**AIM:** Tally every line featuring "JSON", then give that tally alone.

**Data excerpts:**
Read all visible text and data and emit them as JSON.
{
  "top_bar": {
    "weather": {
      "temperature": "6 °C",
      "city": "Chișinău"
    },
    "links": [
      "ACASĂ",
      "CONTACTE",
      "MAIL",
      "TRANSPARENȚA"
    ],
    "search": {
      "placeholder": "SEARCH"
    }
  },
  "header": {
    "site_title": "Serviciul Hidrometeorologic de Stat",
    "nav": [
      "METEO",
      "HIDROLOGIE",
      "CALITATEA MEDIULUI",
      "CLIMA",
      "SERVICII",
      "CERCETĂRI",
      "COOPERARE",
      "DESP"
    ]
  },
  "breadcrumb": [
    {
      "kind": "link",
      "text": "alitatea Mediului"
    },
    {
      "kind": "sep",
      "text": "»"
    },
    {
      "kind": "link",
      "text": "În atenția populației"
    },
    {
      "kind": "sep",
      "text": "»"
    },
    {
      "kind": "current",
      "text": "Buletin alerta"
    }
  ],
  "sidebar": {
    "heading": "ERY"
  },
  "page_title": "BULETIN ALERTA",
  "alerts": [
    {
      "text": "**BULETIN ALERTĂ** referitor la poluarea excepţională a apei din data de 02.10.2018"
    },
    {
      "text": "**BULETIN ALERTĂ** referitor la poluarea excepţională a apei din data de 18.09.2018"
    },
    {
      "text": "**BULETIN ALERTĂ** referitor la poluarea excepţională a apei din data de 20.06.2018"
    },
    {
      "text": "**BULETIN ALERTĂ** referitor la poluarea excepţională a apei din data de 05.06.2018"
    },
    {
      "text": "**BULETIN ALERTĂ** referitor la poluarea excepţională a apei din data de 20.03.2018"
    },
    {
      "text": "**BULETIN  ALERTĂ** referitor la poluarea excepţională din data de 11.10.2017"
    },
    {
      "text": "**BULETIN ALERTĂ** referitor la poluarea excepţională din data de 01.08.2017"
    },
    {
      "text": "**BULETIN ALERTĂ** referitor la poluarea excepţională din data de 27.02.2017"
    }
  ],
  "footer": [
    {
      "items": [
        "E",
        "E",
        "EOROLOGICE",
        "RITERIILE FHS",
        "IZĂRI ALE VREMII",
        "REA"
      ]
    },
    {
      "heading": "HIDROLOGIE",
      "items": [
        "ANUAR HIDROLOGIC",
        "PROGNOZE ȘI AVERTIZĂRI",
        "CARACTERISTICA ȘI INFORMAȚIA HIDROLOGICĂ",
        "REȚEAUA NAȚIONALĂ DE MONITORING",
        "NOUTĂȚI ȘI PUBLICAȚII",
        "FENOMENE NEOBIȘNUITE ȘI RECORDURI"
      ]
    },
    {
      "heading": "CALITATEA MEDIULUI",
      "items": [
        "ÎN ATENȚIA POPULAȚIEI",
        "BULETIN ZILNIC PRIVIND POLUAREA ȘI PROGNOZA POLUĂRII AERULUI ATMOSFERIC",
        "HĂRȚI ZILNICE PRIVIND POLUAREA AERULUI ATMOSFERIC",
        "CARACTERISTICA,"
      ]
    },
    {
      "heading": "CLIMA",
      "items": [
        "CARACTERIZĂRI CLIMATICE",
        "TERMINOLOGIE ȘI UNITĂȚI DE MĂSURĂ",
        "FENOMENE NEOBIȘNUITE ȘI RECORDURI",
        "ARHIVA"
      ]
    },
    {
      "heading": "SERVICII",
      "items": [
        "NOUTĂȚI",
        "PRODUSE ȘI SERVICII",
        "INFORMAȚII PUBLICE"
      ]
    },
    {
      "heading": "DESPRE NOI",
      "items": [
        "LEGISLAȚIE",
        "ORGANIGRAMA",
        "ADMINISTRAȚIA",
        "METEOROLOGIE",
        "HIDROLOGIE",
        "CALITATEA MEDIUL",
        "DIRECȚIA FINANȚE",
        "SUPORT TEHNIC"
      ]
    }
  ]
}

--

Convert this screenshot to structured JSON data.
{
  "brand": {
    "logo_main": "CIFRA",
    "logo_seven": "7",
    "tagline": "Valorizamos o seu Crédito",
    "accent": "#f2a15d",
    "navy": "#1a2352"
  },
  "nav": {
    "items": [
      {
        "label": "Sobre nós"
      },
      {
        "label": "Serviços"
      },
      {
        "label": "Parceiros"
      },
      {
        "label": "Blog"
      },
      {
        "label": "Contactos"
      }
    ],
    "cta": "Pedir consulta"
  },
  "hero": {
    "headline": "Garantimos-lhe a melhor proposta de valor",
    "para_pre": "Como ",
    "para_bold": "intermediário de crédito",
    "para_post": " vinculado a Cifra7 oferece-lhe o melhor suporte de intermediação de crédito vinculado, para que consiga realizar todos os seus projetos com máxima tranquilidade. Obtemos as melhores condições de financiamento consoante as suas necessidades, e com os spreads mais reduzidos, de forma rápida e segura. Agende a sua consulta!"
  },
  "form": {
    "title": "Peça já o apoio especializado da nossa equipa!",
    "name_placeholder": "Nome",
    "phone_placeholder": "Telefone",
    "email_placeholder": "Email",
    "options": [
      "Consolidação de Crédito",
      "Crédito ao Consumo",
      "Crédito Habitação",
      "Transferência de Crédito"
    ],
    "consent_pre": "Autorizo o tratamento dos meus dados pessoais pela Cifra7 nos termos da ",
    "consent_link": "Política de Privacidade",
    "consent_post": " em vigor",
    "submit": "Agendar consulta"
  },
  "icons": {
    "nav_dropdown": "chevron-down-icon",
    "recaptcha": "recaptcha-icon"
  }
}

**SOLUTION FOR THIS TASK:** 2